Stored data:
==========
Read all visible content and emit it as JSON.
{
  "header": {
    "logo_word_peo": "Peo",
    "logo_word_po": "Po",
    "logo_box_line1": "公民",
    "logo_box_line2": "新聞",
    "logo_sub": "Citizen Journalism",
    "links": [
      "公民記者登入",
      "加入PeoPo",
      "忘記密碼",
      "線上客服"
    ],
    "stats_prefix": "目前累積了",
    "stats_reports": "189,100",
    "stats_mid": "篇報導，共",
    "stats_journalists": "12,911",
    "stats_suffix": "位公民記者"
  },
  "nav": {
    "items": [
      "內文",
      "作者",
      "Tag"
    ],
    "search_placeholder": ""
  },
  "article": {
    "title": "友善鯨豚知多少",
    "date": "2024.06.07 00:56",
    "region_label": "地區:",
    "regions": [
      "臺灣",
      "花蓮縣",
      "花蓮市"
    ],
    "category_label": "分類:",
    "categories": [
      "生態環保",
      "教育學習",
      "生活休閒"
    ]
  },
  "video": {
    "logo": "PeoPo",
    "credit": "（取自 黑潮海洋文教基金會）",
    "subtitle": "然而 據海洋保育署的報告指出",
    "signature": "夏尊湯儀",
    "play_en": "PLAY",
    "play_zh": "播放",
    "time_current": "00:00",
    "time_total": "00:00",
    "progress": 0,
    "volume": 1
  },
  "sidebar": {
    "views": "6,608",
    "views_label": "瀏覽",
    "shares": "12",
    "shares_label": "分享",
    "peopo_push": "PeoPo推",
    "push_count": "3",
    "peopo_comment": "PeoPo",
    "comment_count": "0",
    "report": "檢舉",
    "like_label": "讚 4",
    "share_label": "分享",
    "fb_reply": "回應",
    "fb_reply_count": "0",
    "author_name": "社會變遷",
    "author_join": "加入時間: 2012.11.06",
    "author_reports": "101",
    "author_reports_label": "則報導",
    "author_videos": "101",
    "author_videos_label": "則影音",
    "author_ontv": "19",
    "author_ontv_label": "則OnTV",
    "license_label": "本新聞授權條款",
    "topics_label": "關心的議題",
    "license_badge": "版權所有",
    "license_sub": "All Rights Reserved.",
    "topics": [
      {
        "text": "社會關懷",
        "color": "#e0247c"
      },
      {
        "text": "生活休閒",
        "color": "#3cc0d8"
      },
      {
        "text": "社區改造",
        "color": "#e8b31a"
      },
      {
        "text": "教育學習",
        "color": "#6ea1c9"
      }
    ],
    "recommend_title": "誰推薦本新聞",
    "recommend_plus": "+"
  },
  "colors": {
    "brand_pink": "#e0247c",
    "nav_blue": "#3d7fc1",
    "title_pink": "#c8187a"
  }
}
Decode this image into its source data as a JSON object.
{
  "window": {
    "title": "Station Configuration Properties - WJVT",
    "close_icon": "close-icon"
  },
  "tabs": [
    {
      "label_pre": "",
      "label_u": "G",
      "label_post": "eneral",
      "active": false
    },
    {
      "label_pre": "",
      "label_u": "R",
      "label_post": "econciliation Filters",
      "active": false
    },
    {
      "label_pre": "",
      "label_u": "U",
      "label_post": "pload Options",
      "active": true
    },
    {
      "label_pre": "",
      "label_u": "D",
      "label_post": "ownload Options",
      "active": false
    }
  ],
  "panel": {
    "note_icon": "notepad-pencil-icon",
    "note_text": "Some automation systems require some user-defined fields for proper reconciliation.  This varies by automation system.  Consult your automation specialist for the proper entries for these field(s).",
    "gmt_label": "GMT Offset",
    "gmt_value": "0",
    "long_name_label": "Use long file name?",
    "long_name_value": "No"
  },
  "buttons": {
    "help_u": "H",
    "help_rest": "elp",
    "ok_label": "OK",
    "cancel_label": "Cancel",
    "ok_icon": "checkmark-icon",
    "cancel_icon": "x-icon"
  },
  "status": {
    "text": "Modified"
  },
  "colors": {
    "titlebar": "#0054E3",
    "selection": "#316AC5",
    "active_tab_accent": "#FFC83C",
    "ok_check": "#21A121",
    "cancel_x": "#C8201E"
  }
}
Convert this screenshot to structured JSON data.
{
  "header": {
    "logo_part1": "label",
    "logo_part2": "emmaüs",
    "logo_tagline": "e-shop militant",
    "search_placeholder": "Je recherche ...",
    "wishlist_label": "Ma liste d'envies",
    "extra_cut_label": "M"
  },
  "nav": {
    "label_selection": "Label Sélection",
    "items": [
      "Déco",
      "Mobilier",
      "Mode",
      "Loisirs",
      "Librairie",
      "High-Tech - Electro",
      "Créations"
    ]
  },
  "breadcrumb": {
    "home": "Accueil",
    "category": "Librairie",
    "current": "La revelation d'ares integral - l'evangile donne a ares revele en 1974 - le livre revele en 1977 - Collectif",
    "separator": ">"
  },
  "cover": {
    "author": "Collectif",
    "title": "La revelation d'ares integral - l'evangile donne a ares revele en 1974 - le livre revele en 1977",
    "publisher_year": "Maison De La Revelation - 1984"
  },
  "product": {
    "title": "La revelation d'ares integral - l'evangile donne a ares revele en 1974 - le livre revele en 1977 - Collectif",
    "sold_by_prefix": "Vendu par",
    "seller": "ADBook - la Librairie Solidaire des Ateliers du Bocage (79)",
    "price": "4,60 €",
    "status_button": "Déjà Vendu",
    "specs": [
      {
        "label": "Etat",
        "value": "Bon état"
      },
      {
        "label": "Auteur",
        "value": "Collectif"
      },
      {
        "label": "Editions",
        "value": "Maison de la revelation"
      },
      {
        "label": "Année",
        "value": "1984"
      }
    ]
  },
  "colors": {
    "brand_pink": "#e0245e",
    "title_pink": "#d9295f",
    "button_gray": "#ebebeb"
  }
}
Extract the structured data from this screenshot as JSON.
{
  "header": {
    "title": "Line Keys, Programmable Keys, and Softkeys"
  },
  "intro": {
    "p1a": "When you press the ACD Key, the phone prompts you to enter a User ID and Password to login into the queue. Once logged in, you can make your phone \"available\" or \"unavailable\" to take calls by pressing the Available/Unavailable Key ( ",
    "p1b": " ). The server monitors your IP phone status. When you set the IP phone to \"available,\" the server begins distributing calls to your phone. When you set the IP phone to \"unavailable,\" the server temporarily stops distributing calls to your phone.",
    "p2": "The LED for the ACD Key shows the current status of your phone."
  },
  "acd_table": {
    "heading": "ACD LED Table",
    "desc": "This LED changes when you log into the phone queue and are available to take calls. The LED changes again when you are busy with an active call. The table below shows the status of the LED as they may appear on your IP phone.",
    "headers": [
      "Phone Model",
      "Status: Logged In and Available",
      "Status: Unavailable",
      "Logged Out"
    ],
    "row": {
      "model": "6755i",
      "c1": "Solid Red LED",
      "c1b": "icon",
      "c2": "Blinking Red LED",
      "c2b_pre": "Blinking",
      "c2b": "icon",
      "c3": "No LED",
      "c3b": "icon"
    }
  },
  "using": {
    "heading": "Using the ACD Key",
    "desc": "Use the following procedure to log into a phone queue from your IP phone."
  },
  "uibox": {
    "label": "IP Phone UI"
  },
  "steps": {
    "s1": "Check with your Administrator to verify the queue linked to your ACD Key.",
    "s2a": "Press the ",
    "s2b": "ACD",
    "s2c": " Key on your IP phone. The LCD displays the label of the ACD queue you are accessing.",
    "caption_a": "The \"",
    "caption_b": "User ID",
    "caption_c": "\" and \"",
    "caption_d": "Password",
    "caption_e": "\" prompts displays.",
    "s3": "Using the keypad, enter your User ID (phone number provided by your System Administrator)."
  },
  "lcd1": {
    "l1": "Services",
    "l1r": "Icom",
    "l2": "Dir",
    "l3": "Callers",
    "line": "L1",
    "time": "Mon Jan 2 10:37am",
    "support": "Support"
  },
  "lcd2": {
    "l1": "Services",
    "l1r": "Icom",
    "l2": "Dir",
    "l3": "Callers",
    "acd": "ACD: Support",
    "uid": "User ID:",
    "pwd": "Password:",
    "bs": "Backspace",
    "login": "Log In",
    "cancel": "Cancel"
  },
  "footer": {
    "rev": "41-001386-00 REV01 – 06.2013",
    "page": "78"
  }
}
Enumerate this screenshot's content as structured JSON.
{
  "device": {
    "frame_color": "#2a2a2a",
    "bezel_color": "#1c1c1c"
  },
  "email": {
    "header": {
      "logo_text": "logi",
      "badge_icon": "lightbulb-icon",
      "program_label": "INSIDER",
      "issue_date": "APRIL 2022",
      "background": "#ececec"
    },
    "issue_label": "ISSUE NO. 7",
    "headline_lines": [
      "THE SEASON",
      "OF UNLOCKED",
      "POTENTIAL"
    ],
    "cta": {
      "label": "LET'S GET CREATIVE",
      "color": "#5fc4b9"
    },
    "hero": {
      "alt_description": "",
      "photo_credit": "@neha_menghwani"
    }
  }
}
==========
• _STATED GOAL_: For the entries above, count the lines that contain the string "prompts", and state that number without further comment.

• _SOLUTION_: 2